## Task data
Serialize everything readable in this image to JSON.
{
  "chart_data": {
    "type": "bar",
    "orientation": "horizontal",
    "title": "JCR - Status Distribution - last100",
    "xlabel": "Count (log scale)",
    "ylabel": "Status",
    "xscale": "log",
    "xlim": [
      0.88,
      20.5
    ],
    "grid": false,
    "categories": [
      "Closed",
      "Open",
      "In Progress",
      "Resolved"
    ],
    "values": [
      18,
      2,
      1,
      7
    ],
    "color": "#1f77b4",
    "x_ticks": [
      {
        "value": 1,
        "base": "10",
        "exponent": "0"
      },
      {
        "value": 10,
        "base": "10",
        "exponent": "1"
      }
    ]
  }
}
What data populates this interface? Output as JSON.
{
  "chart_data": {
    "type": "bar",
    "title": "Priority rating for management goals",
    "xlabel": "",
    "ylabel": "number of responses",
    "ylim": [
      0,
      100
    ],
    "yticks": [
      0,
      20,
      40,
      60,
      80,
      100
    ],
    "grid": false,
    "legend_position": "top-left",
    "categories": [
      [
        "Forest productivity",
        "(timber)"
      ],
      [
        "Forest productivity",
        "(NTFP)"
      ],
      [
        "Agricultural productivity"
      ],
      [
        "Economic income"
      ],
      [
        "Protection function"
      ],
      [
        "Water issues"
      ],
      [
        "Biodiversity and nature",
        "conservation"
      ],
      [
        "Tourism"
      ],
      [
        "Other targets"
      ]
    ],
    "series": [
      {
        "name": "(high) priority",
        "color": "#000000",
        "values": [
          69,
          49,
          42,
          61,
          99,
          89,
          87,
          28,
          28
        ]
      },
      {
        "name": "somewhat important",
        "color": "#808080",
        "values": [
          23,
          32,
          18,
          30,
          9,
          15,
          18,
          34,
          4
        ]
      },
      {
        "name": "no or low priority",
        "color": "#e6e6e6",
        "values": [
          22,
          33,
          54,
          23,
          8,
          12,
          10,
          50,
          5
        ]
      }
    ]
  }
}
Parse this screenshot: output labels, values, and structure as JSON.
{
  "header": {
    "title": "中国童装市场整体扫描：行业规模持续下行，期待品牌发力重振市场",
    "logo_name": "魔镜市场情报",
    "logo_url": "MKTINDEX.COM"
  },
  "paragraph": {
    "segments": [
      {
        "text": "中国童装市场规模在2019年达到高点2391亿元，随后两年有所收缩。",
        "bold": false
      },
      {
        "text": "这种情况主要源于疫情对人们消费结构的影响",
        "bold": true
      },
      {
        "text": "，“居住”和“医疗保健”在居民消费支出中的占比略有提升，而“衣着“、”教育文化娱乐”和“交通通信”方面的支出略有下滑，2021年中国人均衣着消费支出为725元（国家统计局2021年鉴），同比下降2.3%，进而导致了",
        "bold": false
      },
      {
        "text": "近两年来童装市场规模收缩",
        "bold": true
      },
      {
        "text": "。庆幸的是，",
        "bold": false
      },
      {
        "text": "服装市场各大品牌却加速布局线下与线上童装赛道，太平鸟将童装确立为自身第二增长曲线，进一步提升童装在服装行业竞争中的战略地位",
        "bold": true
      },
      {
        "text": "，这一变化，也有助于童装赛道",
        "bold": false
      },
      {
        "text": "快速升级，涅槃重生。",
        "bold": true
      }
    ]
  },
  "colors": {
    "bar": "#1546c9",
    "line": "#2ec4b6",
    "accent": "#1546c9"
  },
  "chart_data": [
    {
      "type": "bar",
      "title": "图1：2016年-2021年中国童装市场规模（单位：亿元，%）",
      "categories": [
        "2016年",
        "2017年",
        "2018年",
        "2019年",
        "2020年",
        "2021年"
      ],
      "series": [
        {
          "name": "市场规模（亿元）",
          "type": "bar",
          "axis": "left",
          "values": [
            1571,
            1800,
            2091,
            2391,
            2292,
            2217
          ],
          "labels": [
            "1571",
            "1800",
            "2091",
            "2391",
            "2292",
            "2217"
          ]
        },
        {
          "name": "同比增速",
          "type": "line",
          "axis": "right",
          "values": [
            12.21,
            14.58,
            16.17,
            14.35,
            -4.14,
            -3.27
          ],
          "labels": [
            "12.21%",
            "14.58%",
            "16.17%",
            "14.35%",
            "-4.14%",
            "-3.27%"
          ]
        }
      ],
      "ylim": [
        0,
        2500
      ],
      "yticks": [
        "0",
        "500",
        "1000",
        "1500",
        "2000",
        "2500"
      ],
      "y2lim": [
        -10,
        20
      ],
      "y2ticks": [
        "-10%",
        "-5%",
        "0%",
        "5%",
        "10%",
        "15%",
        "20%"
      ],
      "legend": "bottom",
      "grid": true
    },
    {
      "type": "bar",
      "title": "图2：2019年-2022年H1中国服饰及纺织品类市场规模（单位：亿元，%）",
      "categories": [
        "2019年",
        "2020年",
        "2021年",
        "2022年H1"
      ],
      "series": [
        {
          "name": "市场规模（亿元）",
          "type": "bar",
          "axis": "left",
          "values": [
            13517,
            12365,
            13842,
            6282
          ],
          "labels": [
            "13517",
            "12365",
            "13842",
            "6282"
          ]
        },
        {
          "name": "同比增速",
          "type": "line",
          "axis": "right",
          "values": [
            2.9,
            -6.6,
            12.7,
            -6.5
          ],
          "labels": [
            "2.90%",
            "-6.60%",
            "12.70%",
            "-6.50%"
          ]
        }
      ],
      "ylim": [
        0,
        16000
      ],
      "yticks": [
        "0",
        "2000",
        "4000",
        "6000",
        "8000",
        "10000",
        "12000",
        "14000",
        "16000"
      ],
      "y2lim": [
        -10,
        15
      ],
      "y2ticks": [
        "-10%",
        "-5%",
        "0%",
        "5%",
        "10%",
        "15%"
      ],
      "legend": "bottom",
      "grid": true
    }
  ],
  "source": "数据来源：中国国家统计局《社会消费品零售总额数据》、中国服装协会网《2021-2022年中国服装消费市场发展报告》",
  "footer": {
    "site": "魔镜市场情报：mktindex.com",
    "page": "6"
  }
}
...
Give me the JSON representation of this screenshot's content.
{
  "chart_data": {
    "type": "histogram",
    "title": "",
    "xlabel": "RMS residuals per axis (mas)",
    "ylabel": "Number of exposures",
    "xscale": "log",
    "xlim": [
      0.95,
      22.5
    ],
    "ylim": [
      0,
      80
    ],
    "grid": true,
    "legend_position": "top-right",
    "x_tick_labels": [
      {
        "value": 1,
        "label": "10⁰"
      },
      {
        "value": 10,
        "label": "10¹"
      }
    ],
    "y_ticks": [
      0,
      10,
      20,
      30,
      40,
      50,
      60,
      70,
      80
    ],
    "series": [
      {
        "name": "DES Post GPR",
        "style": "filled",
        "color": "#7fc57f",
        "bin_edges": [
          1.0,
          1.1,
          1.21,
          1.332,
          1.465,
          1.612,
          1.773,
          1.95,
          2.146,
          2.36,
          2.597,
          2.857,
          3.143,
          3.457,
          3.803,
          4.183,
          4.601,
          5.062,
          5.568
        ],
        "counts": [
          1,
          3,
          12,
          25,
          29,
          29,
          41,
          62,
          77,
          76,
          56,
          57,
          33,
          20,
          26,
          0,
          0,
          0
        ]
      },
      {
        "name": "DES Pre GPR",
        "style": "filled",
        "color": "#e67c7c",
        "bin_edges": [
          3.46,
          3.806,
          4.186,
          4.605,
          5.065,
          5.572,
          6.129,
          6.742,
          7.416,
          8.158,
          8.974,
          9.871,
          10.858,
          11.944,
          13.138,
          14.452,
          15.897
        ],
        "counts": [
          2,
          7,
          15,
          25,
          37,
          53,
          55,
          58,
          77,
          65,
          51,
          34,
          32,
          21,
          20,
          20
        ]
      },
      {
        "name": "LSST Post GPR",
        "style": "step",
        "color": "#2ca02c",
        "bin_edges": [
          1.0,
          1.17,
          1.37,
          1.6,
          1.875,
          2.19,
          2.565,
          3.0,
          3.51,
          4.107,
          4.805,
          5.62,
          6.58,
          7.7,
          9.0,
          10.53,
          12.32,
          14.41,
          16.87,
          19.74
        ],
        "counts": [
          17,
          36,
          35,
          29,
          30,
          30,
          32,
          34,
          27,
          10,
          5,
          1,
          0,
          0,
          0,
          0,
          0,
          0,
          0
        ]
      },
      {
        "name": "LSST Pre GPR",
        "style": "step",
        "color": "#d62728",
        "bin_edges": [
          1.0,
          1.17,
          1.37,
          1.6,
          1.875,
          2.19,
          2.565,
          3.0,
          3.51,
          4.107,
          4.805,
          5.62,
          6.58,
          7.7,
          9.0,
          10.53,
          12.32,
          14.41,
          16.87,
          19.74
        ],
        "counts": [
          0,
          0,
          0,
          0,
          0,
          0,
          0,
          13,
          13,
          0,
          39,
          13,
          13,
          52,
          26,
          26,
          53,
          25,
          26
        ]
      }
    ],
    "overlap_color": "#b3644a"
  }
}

## Task brief
Find all lines holding the string "title" and copy them.

## Reply
    "title": "JCR - Status Distribution - last100",
    "title": "Priority rating for management goals",
    "title": "中国童装市场整体扫描：行业规模持续下行，期待品牌发力重振市场",
      "title": "图1：2016年-2021年中国童装市场规模（单位：亿元，%）",
      "title": "图2：2019年-2022年H1中国服饰及纺织品类市场规模（单位：亿元，%）",
    "title": "",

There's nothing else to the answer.